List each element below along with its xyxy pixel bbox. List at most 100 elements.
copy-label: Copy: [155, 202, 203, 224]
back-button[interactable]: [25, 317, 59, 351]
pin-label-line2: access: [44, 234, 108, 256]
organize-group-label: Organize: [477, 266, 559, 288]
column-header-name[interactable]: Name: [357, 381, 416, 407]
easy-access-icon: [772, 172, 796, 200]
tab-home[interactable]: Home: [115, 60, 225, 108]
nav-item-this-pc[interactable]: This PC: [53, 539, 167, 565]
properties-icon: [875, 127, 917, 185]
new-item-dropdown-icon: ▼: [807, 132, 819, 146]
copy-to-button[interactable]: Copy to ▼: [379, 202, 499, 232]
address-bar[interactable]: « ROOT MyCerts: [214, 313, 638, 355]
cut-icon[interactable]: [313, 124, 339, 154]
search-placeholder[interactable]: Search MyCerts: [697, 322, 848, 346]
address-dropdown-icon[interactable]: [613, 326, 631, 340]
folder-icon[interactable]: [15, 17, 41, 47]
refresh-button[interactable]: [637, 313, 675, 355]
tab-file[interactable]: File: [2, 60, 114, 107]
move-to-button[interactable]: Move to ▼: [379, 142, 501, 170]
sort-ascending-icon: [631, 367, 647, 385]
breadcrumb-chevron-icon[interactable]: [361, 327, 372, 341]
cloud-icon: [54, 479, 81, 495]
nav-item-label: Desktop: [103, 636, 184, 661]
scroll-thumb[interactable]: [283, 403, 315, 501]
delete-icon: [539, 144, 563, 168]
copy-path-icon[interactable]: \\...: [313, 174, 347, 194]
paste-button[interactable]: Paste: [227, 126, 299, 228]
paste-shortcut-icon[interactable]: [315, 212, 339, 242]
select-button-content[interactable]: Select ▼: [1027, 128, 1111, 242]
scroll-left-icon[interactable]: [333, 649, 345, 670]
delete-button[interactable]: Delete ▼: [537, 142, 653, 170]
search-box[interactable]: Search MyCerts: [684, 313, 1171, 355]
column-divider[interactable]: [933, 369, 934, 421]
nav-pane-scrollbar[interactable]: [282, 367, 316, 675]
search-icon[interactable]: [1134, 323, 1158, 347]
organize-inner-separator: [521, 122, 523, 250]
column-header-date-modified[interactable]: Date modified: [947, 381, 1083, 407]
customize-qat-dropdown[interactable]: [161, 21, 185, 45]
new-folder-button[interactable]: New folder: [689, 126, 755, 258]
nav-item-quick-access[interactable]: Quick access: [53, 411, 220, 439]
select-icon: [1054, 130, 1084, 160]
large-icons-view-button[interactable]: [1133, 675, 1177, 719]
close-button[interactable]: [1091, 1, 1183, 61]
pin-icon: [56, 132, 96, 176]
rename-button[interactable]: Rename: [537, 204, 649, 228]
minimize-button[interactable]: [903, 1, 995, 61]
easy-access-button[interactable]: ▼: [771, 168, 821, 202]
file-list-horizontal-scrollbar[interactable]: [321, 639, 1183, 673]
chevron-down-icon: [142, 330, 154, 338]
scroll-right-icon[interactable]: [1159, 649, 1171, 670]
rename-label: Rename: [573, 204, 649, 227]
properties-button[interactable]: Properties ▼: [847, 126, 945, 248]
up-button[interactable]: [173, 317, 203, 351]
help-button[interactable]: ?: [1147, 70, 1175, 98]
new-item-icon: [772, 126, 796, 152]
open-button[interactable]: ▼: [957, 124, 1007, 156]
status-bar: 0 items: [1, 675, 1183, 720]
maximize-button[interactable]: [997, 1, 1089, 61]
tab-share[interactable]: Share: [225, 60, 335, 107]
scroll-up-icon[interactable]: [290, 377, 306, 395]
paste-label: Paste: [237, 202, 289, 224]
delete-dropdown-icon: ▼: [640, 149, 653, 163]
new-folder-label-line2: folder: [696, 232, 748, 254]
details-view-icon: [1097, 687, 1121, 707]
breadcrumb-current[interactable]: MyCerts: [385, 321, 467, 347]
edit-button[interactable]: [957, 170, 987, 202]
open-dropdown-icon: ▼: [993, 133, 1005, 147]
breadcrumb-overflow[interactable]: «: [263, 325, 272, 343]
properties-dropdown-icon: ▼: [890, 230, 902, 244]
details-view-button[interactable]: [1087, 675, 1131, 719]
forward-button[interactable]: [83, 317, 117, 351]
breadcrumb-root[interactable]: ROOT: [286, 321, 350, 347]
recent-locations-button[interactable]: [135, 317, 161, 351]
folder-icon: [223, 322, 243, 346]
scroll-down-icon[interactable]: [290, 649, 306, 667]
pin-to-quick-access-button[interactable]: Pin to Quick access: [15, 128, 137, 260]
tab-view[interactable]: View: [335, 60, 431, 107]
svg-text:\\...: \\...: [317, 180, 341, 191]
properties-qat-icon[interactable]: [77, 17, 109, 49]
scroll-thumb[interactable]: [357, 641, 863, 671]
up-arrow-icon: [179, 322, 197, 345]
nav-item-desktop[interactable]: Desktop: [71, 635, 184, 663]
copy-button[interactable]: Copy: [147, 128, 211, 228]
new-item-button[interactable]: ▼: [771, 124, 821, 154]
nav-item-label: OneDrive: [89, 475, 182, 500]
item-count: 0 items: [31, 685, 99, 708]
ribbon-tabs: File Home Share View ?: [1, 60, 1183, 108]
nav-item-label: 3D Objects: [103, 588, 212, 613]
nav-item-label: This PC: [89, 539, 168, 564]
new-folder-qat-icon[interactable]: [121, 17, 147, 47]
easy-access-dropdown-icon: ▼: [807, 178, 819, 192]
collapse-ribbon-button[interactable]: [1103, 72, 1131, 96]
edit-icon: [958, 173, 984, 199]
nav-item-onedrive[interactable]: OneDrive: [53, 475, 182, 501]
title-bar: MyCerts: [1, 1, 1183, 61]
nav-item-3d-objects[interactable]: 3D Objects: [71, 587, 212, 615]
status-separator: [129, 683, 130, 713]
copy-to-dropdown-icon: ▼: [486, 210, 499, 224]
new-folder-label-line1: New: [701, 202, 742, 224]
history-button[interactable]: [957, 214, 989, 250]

----------

■ Your task:
Starting at the first row and ending at the row that contains "easy-access-icon: [772, 172, 796, 200]", present the rows as a Markdown table with the columns Number and Entry, leaving out any blank lines.

■ Answer to this exercise:
| Number | Entry |
|---|---|
| 1 | List each element below along with its xyxy pixel bbox. List at most 100 elements. |
| 2 | copy-label: Copy: [155, 202, 203, 224] |
| 3 | back-button[interactable]: [25, 317, 59, 351] |
| 4 | pin-label-line2: access: [44, 234, 108, 256] |
| 5 | organize-group-label: Organize: [477, 266, 559, 288] |
| 6 | column-header-name[interactable]: Name: [357, 381, 416, 407] |
| 7 | easy-access-icon: [772, 172, 796, 200] |